* _WHAT TO PRODUCE_
Quote, without change, all of the lines that follow.

* _INPUT MATERIAL_

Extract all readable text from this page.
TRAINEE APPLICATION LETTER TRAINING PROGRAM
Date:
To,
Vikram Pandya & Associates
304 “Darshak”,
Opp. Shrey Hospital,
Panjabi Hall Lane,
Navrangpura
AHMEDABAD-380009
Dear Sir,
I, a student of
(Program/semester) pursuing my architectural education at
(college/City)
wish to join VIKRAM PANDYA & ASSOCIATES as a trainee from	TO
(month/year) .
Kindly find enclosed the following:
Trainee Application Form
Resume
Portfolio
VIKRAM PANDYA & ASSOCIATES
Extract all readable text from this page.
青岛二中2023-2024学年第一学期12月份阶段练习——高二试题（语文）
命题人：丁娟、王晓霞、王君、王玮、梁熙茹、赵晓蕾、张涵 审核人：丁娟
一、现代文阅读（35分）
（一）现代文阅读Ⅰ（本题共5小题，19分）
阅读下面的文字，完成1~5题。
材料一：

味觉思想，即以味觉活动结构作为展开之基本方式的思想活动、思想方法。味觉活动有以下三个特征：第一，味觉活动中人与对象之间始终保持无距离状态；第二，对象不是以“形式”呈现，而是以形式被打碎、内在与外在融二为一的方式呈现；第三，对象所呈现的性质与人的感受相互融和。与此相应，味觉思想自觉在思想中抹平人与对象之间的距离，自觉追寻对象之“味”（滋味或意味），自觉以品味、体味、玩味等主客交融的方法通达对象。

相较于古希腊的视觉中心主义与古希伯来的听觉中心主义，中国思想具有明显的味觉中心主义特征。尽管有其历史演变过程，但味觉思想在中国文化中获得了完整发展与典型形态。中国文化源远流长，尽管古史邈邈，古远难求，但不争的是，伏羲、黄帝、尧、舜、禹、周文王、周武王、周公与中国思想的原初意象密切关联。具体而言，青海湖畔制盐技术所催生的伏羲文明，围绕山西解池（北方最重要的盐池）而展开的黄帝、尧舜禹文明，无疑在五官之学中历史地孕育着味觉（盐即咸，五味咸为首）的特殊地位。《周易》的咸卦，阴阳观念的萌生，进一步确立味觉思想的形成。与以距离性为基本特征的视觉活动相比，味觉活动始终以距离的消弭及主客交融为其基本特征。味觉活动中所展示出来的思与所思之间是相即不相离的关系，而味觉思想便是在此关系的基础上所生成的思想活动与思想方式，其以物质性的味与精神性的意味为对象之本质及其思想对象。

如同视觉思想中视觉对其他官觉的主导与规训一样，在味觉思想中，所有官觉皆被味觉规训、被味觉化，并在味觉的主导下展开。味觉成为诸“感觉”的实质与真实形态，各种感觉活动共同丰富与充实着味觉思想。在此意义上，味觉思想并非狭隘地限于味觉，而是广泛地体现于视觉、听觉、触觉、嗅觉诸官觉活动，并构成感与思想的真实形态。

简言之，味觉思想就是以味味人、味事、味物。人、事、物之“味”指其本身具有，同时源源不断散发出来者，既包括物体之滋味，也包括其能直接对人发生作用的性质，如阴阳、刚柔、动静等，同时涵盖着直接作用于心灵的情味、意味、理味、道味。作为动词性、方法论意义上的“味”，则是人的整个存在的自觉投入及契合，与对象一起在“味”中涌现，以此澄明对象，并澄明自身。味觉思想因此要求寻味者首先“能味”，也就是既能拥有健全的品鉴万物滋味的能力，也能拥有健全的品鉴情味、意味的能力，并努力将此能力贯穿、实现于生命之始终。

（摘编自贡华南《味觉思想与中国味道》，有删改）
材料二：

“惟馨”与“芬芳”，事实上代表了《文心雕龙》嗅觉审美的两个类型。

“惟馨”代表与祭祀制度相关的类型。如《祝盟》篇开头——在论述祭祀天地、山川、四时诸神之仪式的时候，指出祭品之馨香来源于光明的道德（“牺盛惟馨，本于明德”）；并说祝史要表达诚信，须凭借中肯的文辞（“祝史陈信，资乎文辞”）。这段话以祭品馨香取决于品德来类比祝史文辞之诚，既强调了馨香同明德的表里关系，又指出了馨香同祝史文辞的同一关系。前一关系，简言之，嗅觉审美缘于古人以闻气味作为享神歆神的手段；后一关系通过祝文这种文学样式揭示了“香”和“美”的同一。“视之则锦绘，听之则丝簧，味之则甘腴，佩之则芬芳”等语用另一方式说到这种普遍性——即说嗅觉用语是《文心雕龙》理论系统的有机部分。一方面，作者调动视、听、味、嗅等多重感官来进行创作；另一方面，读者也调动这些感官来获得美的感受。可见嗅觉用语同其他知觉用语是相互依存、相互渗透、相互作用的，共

* _TASK ANSWER_
Extract all readable text from this page.
TRAINEE APPLICATION LETTER TRAINING PROGRAM
Date:
To,
Vikram Pandya & Associates
304 “Darshak”,
Opp. Shrey Hospital,
Panjabi Hall Lane,
Navrangpura
AHMEDABAD-380009
Dear Sir,
I, a student of
(Program/semester) pursuing my architectural education at
(college/City)
wish to join VIKRAM PANDYA & ASSOCIATES as a trainee from	TO
(month/year) .
Kindly find enclosed the following:
Trainee Application Form
Resume
Portfolio
VIKRAM PANDYA & ASSOCIATES
Extract all readable text from this page.
青岛二中2023-2024学年第一学期12月份阶段练习——高二试题（语文）
命题人：丁娟、王晓霞、王君、王玮、梁熙茹、赵晓蕾、张涵 审核人：丁娟
一、现代文阅读（35分）
（一）现代文阅读Ⅰ（本题共5小题，19分）
阅读下面的文字，完成1~5题。
材料一：

味觉思想，即以味觉活动结构作为展开之基本方式的思想活动、思想方法。味觉活动有以下三个特征：第一，味觉活动中人与对象之间始终保持无距离状态；第二，对象不是以“形式”呈现，而是以形式被打碎、内在与外在融二为一的方式呈现；第三，对象所呈现的性质与人的感受相互融和。与此相应，味觉思想自觉在思想中抹平人与对象之间的距离，自觉追寻对象之“味”（滋味或意味），自觉以品味、体味、玩味等主客交融的方法通达对象。

相较于古希腊的视觉中心主义与古希伯来的听觉中心主义，中国思想具有明显的味觉中心主义特征。尽管有其历史演变过程，但味觉思想在中国文化中获得了完整发展与典型形态。中国文化源远流长，尽管古史邈邈，古远难求，但不争的是，伏羲、黄帝、尧、舜、禹、周文王、周武王、周公与中国思想的原初意象密切关联。具体而言，青海湖畔制盐技术所催生的伏羲文明，围绕山西解池（北方最重要的盐池）而展开的黄帝、尧舜禹文明，无疑在五官之学中历史地孕育着味觉（盐即咸，五味咸为首）的特殊地位。《周易》的咸卦，阴阳观念的萌生，进一步确立味觉思想的形成。与以距离性为基本特征的视觉活动相比，味觉活动始终以距离的消弭及主客交融为其基本特征。味觉活动中所展示出来的思与所思之间是相即不相离的关系，而味觉思想便是在此关系的基础上所生成的思想活动与思想方式，其以物质性的味与精神性的意味为对象之本质及其思想对象。

如同视觉思想中视觉对其他官觉的主导与规训一样，在味觉思想中，所有官觉皆被味觉规训、被味觉化，并在味觉的主导下展开。味觉成为诸“感觉”的实质与真实形态，各种感觉活动共同丰富与充实着味觉思想。在此意义上，味觉思想并非狭隘地限于味觉，而是广泛地体现于视觉、听觉、触觉、嗅觉诸官觉活动，并构成感与思想的真实形态。

简言之，味觉思想就是以味味人、味事、味物。人、事、物之“味”指其本身具有，同时源源不断散发出来者，既包括物体之滋味，也包括其能直接对人发生作用的性质，如阴阳、刚柔、动静等，同时涵盖着直接作用于心灵的情味、意味、理味、道味。作为动词性、方法论意义上的“味”，则是人的整个存在的自觉投入及契合，与对象一起在“味”中涌现，以此澄明对象，并澄明自身。味觉思想因此要求寻味者首先“能味”，也就是既能拥有健全的品鉴万物滋味的能力，也能拥有健全的品鉴情味、意味的能力，并努力将此能力贯穿、实现于生命之始终。

（摘编自贡华南《味觉思想与中国味道》，有删改）
材料二：

“惟馨”与“芬芳”，事实上代表了《文心雕龙》嗅觉审美的两个类型。

“惟馨”代表与祭祀制度相关的类型。如《祝盟》篇开头——在论述祭祀天地、山川、四时诸神之仪式的时候，指出祭品之馨香来源于光明的道德（“牺盛惟馨，本于明德”）；并说祝史要表达诚信，须凭借中肯的文辞（“祝史陈信，资乎文辞”）。这段话以祭品馨香取决于品德来类比祝史文辞之诚，既强调了馨香同明德的表里关系，又指出了馨香同祝史文辞的同一关系。前一关系，简言之，嗅觉审美缘于古人以闻气味作为享神歆神的手段；后一关系通过祝文这种文学样式揭示了“香”和“美”的同一。“视之则锦绘，听之则丝簧，味之则甘腴，佩之则芬芳”等语用另一方式说到这种普遍性——即说嗅觉用语是《文心雕龙》理论系统的有机部分。一方面，作者调动视、听、味、嗅等多重感官来进行创作；另一方面，读者也调动这些感官来获得美的感受。可见嗅觉用语同其他知觉用语是相互依存、相互渗透、相互作用的，共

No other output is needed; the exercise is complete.